**Exercise prompt**
Reproduce the listing that follows with no differences at all.

Saved data entries
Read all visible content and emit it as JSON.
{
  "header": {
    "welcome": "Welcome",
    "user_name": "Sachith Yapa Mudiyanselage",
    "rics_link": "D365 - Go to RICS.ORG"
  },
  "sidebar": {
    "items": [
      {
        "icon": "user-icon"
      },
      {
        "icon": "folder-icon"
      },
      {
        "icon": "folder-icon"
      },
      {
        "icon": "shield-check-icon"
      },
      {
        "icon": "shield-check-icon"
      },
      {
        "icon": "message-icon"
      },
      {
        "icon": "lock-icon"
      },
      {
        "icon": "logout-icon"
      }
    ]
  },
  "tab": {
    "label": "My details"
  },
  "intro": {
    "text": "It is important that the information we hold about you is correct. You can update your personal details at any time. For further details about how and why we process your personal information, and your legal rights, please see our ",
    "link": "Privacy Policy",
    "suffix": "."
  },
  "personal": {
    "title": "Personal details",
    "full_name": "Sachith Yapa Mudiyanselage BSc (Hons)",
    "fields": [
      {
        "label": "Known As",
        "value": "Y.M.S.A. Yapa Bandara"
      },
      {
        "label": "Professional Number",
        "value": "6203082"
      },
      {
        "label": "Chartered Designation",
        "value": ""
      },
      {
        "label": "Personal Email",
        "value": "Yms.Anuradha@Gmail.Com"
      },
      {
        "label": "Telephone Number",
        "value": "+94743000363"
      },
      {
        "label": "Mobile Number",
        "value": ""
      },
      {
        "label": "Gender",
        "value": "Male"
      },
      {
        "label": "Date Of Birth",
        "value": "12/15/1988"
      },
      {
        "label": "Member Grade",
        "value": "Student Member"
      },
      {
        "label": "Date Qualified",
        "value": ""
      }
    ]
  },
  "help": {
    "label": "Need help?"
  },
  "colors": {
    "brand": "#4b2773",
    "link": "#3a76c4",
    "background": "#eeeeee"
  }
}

**Result**
Read all visible content and emit it as JSON.
{
  "header": {
    "welcome": "Welcome",
    "user_name": "Sachith Yapa Mudiyanselage",
    "rics_link": "D365 - Go to RICS.ORG"
  },
  "sidebar": {
    "items": [
      {
        "icon": "user-icon"
      },
      {
        "icon": "folder-icon"
      },
      {
        "icon": "folder-icon"
      },
      {
        "icon": "shield-check-icon"
      },
      {
        "icon": "shield-check-icon"
      },
      {
        "icon": "message-icon"
      },
      {
        "icon": "lock-icon"
      },
      {
        "icon": "logout-icon"
      }
    ]
  },
  "tab": {
    "label": "My details"
  },
  "intro": {
    "text": "It is important that the information we hold about you is correct. You can update your personal details at any time. For further details about how and why we process your personal information, and your legal rights, please see our ",
    "link": "Privacy Policy",
    "suffix": "."
  },
  "personal": {
    "title": "Personal details",
    "full_name": "Sachith Yapa Mudiyanselage BSc (Hons)",
    "fields": [
      {
        "label": "Known As",
        "value": "Y.M.S.A. Yapa Bandara"
      },
      {
        "label": "Professional Number",
        "value": "6203082"
      },
      {
        "label": "Chartered Designation",
        "value": ""
      },
      {
        "label": "Personal Email",
        "value": "Yms.Anuradha@Gmail.Com"
      },
      {
        "label": "Telephone Number",
        "value": "+94743000363"
      },
      {
        "label": "Mobile Number",
        "value": ""
      },
      {
        "label": "Gender",
        "value": "Male"
      },
      {
        "label": "Date Of Birth",
        "value": "12/15/1988"
      },
      {
        "label": "Member Grade",
        "value": "Student Member"
      },
      {
        "label": "Date Qualified",
        "value": ""
      }
    ]
  },
  "help": {
    "label": "Need help?"
  },
  "colors": {
    "brand": "#4b2773",
    "link": "#3a76c4",
    "background": "#eeeeee"
  }
}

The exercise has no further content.